Everywhere I looked up I saw sights like this…
… and this…
… and this.
A “repaired” barrier on the floor from which Ms. Savage fell. Note the lateral cracks.
This is what you see when you stand at the place where Jo Ellen Savage fell.
This is what you see when you look up.
When I asked Mr. Rudd what sights like this meant, he said simply: “This is the most dangerous public facility I have ever seen. If the roof in my house was leaking, I’d fix it. Wouldn’t you fix your roof if it was leaking? The structural integrity of this building depends on the bond between the concrete and the rebar inside. These cracks and stains suggest you’ve got water on rebar. Not good.”
But does that mean the Cowles garage is still dangerous? Mr. Rudd told me that regard for public safety leads him to conclude that the building is dangerous until extensive testing completely independent of the public corruption that led to its construction proves otherwise. Taxpayers paid the Cowleses more than $30,000 per stall for their garage at a time when the national per-stall average for such facilities was $9,000.
The irony, of course, is that if the Cowles garage does kill again, Spokane County Prosecutor Steve Tucker and the state attorney general’s office have provided the Cowles family with an alibi: The building meets code. Such legal doctrine suggests that the purpose of building codes is not to protect human life but to protect building owners whose indifference to the sanctity of human life causes its loss.
Whether that’s a good enough reason for you to park in the River Park Square garage, or recommend that your friends and loved ones do, is up to you. You might want to forward these pictures and let them decide for themselves.

Recorded data:
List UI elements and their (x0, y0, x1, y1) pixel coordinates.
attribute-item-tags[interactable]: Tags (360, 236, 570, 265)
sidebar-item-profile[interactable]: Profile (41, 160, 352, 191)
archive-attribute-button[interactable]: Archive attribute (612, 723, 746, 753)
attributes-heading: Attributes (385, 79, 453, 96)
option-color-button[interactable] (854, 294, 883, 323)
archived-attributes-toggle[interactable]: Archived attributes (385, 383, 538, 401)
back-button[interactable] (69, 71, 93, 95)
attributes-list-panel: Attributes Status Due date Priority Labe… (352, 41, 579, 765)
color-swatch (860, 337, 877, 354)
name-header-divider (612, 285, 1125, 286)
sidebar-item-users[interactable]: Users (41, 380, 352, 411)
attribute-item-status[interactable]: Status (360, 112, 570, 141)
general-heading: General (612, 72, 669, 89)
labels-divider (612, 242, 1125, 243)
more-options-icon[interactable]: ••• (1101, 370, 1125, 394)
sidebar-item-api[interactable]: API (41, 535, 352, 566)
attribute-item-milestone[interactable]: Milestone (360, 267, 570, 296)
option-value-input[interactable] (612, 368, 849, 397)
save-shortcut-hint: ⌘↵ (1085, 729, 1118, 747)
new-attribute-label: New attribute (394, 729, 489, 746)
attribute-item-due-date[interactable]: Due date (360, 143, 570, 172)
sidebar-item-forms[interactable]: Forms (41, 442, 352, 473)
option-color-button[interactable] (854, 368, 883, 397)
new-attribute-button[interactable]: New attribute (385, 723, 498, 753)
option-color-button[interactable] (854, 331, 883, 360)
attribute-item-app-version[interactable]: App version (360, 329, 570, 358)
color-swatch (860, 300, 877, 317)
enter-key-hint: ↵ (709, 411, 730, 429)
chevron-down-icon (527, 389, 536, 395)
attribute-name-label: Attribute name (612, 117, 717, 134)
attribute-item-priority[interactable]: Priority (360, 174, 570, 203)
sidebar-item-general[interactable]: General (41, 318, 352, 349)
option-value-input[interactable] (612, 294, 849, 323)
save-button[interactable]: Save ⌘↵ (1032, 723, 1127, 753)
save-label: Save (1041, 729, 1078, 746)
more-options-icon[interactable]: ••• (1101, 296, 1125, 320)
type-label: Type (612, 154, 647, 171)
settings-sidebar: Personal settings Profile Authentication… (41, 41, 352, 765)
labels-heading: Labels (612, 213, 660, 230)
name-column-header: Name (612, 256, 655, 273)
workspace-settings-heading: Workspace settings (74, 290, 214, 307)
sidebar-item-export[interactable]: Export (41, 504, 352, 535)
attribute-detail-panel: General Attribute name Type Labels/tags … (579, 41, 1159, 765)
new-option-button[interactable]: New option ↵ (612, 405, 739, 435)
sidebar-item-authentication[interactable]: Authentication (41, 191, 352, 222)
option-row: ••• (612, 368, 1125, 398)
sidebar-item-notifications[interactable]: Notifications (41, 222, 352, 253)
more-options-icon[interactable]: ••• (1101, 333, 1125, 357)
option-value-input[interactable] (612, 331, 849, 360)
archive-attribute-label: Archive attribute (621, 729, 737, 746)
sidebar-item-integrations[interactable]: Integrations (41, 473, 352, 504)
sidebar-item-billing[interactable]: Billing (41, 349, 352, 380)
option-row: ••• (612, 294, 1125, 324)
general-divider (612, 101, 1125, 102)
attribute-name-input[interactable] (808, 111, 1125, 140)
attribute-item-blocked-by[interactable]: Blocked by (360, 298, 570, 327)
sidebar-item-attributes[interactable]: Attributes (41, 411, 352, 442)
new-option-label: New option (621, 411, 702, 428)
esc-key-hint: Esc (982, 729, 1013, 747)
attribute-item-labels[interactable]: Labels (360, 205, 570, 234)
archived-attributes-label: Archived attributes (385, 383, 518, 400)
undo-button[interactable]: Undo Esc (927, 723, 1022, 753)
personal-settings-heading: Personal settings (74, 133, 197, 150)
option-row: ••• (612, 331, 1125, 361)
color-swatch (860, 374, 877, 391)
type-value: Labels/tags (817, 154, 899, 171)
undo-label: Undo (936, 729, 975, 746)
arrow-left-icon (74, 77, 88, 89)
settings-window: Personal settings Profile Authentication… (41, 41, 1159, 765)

Required task 1: In the passage about the Cowles garage, how much did taxpayers pay the Cowleses per stall?
Required task 2: Carry on the passage about the Cowles garage, starting after its final sentence.

Written response 1: More than $30,000 per stall.

Written response 2:
Sincerely, Larry Shook
*****
UPDATE I:
Mr. Camden scrubs my comment in his S-R Blog Spin Control:
[Email to Ryan Pitts – S/R Assistant Managing Editor – Digital Media]
Ryan,
Both Mr. Camden and I secured copies of the new MOBIUS Project draft lease agreement that the Park Board approved last Thursday. We were the only members of the public in attendance:-) You are linking to this new lease agreement in the web version of Mr. Camden’s article as am I in my blog did and several posts in the S-R blogs. For your readers who may actually read this new lease agreement, to put it into proper perspective you should also link to the original lease agreement as well as the 2006 amendment. When I was at the City Clerk’s Office filing my PDR for the new lease agreement, I obtained these two documents. Could you link to these docs as well? They are stored on one of my servers at:
http://friendsofmarkfuhrman.org/blog/…
and
http://friendsofmarkfuhrman.org/blog/…
In the the print version of Mr. Camden’s article a graphic ran on the site plan of the MOBIUS Project including the proposed locations of the commercial/office locations that the MOBIUS Group can sublease to generate revenue to support the operation of the science center. I think this graphic may not be the latest site plan as proposed in the new draft lease although it gives the general idea. Again for the benefit of your readers could you link to this graphic in your web version of Camden’s article or perhaps update it so it reflects the new draft lease agreement language?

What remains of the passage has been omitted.